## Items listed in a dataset
........
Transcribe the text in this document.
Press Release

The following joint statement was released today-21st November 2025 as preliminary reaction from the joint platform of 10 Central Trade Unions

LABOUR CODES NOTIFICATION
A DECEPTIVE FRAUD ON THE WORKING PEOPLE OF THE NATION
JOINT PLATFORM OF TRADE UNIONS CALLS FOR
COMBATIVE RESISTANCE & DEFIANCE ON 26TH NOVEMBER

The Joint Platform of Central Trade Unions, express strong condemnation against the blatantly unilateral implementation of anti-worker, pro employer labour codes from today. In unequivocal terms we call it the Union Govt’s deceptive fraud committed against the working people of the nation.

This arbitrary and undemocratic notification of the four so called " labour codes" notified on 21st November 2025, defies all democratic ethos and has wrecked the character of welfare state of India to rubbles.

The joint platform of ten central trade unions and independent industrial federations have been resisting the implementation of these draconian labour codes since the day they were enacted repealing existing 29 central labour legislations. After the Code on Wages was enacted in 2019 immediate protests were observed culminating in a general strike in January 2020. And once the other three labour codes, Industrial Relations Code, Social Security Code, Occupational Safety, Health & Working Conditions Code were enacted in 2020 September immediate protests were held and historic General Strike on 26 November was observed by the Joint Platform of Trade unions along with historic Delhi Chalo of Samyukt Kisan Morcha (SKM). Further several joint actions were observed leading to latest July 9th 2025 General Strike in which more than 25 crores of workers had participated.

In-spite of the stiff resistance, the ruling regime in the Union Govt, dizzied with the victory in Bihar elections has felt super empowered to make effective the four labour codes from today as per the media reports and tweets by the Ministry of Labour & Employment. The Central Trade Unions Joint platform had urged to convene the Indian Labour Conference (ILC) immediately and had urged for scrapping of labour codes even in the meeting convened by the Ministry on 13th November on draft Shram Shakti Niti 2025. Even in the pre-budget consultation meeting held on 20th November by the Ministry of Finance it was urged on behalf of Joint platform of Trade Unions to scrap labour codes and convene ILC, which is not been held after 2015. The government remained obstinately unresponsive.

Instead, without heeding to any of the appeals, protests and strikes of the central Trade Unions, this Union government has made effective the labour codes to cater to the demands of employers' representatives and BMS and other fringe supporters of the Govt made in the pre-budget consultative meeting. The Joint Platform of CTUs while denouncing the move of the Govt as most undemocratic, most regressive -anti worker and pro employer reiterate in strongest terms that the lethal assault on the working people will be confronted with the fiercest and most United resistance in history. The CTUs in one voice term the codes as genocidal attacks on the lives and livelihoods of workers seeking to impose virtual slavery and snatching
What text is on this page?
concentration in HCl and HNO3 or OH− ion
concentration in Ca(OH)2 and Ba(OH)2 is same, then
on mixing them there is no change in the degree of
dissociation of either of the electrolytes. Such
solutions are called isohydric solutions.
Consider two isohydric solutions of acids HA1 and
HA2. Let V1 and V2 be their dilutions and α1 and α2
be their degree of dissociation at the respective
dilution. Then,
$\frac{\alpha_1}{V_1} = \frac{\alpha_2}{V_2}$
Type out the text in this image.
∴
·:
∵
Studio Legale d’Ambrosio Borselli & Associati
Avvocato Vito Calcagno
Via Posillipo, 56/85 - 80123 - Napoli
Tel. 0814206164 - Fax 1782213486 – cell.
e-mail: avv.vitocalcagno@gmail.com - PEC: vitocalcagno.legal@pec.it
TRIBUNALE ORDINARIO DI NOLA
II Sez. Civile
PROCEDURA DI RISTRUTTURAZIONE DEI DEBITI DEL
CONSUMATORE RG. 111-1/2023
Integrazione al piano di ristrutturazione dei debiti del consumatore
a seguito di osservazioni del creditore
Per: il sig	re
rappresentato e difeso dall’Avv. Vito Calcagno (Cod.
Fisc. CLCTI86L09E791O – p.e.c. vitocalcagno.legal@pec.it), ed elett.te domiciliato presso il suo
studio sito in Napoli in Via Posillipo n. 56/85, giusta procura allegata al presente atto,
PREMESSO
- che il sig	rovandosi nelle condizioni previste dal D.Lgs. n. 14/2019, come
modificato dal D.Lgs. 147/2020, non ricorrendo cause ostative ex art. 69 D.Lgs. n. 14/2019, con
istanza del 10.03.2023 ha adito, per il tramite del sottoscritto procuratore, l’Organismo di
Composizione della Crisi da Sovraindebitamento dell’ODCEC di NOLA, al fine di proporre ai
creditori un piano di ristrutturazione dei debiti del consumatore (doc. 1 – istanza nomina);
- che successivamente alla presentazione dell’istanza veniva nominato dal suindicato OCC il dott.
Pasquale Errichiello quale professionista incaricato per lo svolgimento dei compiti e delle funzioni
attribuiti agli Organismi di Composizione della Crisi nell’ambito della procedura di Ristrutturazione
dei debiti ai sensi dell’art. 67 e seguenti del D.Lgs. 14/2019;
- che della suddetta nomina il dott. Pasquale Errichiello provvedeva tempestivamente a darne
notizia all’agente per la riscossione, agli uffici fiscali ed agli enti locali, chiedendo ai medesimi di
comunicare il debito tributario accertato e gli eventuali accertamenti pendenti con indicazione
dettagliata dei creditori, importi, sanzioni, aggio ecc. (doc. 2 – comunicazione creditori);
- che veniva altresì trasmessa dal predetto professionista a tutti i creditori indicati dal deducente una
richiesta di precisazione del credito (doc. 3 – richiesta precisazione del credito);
........
## What needs to be done
Exactly as they are written, print the entries again.

## Finished answer
Transcribe the text in this document.
Press Release

The following joint statement was released today-21st November 2025 as preliminary reaction from the joint platform of 10 Central Trade Unions

LABOUR CODES NOTIFICATION
A DECEPTIVE FRAUD ON THE WORKING PEOPLE OF THE NATION
JOINT PLATFORM OF TRADE UNIONS CALLS FOR
COMBATIVE RESISTANCE & DEFIANCE ON 26TH NOVEMBER

The Joint Platform of Central Trade Unions, express strong condemnation against the blatantly unilateral implementation of anti-worker, pro employer labour codes from today. In unequivocal terms we call it the Union Govt’s deceptive fraud committed against the working people of the nation.

This arbitrary and undemocratic notification of the four so called " labour codes" notified on 21st November 2025, defies all democratic ethos and has wrecked the character of welfare state of India to rubbles.

The joint platform of ten central trade unions and independent industrial federations have been resisting the implementation of these draconian labour codes since the day they were enacted repealing existing 29 central labour legislations. After the Code on Wages was enacted in 2019 immediate protests were observed culminating in a general strike in January 2020. And once the other three labour codes, Industrial Relations Code, Social Security Code, Occupational Safety, Health & Working Conditions Code were enacted in 2020 September immediate protests were held and historic General Strike on 26 November was observed by the Joint Platform of Trade unions along with historic Delhi Chalo of Samyukt Kisan Morcha (SKM). Further several joint actions were observed leading to latest July 9th 2025 General Strike in which more than 25 crores of workers had participated.

In-spite of the stiff resistance, the ruling regime in the Union Govt, dizzied with the victory in Bihar elections has felt super empowered to make effective the four labour codes from today as per the media reports and tweets by the Ministry of Labour & Employment. The Central Trade Unions Joint platform had urged to convene the Indian Labour Conference (ILC) immediately and had urged for scrapping of labour codes even in the meeting convened by the Ministry on 13th November on draft Shram Shakti Niti 2025. Even in the pre-budget consultation meeting held on 20th November by the Ministry of Finance it was urged on behalf of Joint platform of Trade Unions to scrap labour codes and convene ILC, which is not been held after 2015. The government remained obstinately unresponsive.

Instead, without heeding to any of the appeals, protests and strikes of the central Trade Unions, this Union government has made effective the labour codes to cater to the demands of employers' representatives and BMS and other fringe supporters of the Govt made in the pre-budget consultative meeting. The Joint Platform of CTUs while denouncing the move of the Govt as most undemocratic, most regressive -anti worker and pro employer reiterate in strongest terms that the lethal assault on the working people will be confronted with the fiercest and most United resistance in history. The CTUs in one voice term the codes as genocidal attacks on the lives and livelihoods of workers seeking to impose virtual slavery and snatching
What text is on this page?
concentration in HCl and HNO3 or OH− ion
concentration in Ca(OH)2 and Ba(OH)2 is same, then
on mixing them there is no change in the degree of
dissociation of either of the electrolytes. Such
solutions are called isohydric solutions.
Consider two isohydric solutions of acids HA1 and
HA2. Let V1 and V2 be their dilutions and α1 and α2
be their degree of dissociation at the respective
dilution. Then,
$\frac{\alpha_1}{V_1} = \frac{\alpha_2}{V_2}$
Type out the text in this image.
∴
·:
∵
Studio Legale d’Ambrosio Borselli & Associati
Avvocato Vito Calcagno
Via Posillipo, 56/85 - 80123 - Napoli
Tel. 0814206164 - Fax 1782213486 – cell.
e-mail: avv.vitocalcagno@gmail.com - PEC: vitocalcagno.legal@pec.it
TRIBUNALE ORDINARIO DI NOLA
II Sez. Civile
PROCEDURA DI RISTRUTTURAZIONE DEI DEBITI DEL
CONSUMATORE RG. 111-1/2023
Integrazione al piano di ristrutturazione dei debiti del consumatore
a seguito di osservazioni del creditore
Per: il sig	re
rappresentato e difeso dall’Avv. Vito Calcagno (Cod.
Fisc. CLCTI86L09E791O – p.e.c. vitocalcagno.legal@pec.it), ed elett.te domiciliato presso il suo
studio sito in Napoli in Via Posillipo n. 56/85, giusta procura allegata al presente atto,
PREMESSO
- che il sig	rovandosi nelle condizioni previste dal D.Lgs. n. 14/2019, come
modificato dal D.Lgs. 147/2020, non ricorrendo cause ostative ex art. 69 D.Lgs. n. 14/2019, con
istanza del 10.03.2023 ha adito, per il tramite del sottoscritto procuratore, l’Organismo di
Composizione della Crisi da Sovraindebitamento dell’ODCEC di NOLA, al fine di proporre ai
creditori un piano di ristrutturazione dei debiti del consumatore (doc. 1 – istanza nomina);
- che successivamente alla presentazione dell’istanza veniva nominato dal suindicato OCC il dott.
Pasquale Errichiello quale professionista incaricato per lo svolgimento dei compiti e delle funzioni
attribuiti agli Organismi di Composizione della Crisi nell’ambito della procedura di Ristrutturazione
dei debiti ai sensi dell’art. 67 e seguenti del D.Lgs. 14/2019;
- che della suddetta nomina il dott. Pasquale Errichiello provvedeva tempestivamente a darne
notizia all’agente per la riscossione, agli uffici fiscali ed agli enti locali, chiedendo ai medesimi di
comunicare il debito tributario accertato e gli eventuali accertamenti pendenti con indicazione
dettagliata dei creditori, importi, sanzioni, aggio ecc. (doc. 2 – comunicazione creditori);
- che veniva altresì trasmessa dal predetto professionista a tutti i creditori indicati dal deducente una
richiesta di precisazione del credito (doc. 3 – richiesta precisazione del credito);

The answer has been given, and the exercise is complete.